Quote all of the entries word for word.

[Start Entries supplied]

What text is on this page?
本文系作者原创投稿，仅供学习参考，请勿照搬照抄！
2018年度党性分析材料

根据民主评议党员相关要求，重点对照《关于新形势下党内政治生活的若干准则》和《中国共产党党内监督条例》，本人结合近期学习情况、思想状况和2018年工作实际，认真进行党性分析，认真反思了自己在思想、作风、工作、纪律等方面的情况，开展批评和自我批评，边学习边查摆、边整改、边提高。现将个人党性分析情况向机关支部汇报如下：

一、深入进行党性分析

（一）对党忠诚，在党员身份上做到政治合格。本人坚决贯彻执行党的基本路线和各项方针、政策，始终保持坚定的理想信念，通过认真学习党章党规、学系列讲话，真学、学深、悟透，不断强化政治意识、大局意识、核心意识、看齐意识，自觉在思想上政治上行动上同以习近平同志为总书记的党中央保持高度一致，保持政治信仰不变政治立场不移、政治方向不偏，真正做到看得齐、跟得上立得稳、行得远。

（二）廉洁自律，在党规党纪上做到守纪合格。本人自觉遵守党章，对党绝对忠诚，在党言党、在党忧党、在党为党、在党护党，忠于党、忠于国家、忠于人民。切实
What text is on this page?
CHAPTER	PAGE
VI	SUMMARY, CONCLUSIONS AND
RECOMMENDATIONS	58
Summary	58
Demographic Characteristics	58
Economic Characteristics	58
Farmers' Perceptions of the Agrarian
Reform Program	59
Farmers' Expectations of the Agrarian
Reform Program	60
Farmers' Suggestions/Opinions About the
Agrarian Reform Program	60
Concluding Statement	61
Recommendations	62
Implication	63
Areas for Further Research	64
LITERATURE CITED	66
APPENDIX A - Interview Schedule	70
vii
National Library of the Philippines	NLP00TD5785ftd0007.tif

[End Entries supplied]

_Solution for this task_:
What text is on this page?
本文系作者原创投稿，仅供学习参考，请勿照搬照抄！
2018年度党性分析材料

根据民主评议党员相关要求，重点对照《关于新形势下党内政治生活的若干准则》和《中国共产党党内监督条例》，本人结合近期学习情况、思想状况和2018年工作实际，认真进行党性分析，认真反思了自己在思想、作风、工作、纪律等方面的情况，开展批评和自我批评，边学习边查摆、边整改、边提高。现将个人党性分析情况向机关支部汇报如下：

一、深入进行党性分析

（一）对党忠诚，在党员身份上做到政治合格。本人坚决贯彻执行党的基本路线和各项方针、政策，始终保持坚定的理想信念，通过认真学习党章党规、学系列讲话，真学、学深、悟透，不断强化政治意识、大局意识、核心意识、看齐意识，自觉在思想上政治上行动上同以习近平同志为总书记的党中央保持高度一致，保持政治信仰不变政治立场不移、政治方向不偏，真正做到看得齐、跟得上立得稳、行得远。

（二）廉洁自律，在党规党纪上做到守纪合格。本人自觉遵守党章，对党绝对忠诚，在党言党、在党忧党、在党为党、在党护党，忠于党、忠于国家、忠于人民。切实
What text is on this page?
CHAPTER	PAGE
VI	SUMMARY, CONCLUSIONS AND
RECOMMENDATIONS	58
Summary	58
Demographic Characteristics	58
Economic Characteristics	58
Farmers' Perceptions of the Agrarian
Reform Program	59
Farmers' Expectations of the Agrarian
Reform Program	60
Farmers' Suggestions/Opinions About the
Agrarian Reform Program	60
Concluding Statement	61
Recommendations	62
Implication	63
Areas for Further Research	64
LITERATURE CITED	66
APPENDIX A - Interview Schedule	70
vii
National Library of the Philippines	NLP00TD5785ftd0007.tif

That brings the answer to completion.